» What you need to do
From the passage about Globovisión's reporters below, list every thing that officials deny or block the station's reporters, according to the passage.

» Document passage
§ §
Lysber Ramos Sol, who heads Globovisión’s investigative reporting team, said objective, journalistic probes are part of the station’s mission, but that hard-hitting reports are “nearly impossible” to conduct given Venezuela’s lack of transparency. Globovisión reporters also say that they are blacklisted. Very often, they say, officials deny their requests for information and government interviews. Entry to government press conferences is also routinely blocked.
“What’s typical is to show up at a news conference and be stopped at the door for not being on the ‘authorized’ reporters list,” said Sasha Ackerman, who joined Globovisión’s reporting team three years ago. “So we wait outside with the rest of the excluded reporters and get information from colleagues or in some other roundabout way.”
§ §
» Raw data
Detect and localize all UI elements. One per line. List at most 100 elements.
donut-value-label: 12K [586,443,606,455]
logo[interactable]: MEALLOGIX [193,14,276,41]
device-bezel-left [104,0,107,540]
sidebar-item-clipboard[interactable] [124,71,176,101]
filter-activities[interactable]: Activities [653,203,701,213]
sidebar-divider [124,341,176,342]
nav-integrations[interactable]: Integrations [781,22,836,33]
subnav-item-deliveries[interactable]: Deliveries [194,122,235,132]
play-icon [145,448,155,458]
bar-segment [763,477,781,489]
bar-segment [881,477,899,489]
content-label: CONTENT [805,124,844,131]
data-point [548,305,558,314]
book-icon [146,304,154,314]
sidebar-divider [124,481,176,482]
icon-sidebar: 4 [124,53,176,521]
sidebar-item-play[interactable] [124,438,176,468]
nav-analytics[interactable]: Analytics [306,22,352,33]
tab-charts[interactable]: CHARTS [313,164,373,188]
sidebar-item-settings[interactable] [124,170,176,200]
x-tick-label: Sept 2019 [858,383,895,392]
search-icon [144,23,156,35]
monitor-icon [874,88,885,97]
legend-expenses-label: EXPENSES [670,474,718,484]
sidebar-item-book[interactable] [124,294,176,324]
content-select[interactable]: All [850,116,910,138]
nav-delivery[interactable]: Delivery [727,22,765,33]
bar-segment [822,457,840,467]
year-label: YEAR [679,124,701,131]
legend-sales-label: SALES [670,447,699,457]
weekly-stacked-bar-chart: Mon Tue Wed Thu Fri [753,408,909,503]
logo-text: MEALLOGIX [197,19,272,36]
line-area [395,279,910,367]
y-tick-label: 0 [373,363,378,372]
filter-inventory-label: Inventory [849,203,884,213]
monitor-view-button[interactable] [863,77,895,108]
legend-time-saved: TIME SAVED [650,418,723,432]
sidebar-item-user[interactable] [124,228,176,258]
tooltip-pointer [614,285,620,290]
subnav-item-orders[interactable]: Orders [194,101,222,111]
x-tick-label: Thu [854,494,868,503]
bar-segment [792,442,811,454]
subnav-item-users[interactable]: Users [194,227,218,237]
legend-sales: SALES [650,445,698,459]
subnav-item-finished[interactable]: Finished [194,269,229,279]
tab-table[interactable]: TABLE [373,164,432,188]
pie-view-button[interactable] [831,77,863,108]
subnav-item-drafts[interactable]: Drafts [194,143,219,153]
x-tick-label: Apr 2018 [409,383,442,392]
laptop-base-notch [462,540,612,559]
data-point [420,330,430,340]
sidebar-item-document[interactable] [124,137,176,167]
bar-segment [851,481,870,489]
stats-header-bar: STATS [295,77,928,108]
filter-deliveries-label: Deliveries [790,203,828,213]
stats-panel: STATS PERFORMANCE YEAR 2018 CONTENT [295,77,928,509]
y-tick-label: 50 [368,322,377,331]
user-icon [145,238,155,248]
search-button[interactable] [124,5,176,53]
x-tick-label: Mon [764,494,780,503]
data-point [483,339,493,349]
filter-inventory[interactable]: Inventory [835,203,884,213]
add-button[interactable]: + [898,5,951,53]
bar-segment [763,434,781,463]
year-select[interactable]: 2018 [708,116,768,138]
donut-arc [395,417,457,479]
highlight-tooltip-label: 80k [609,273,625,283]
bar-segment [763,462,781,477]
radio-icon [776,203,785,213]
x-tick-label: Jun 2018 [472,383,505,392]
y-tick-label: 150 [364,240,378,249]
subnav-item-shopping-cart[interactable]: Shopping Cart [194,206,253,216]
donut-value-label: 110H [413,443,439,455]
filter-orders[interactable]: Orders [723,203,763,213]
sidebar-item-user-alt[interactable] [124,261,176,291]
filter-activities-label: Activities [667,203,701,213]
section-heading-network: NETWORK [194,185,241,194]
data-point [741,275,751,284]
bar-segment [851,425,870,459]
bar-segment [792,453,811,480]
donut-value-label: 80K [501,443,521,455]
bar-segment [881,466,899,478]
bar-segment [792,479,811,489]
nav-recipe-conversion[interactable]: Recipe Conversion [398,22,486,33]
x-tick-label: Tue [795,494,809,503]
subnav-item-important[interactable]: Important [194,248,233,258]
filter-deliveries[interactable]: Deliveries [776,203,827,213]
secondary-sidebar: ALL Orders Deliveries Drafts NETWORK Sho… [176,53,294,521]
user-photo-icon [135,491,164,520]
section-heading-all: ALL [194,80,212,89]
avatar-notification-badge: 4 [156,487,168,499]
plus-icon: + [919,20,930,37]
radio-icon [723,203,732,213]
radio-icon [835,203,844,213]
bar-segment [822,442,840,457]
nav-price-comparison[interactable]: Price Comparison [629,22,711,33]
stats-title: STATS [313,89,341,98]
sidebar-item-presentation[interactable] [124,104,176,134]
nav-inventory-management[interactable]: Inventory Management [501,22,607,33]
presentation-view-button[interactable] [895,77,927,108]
§ §
» Solution to the problem
- Requests for information
- Government interviews
- Entry to government press conferences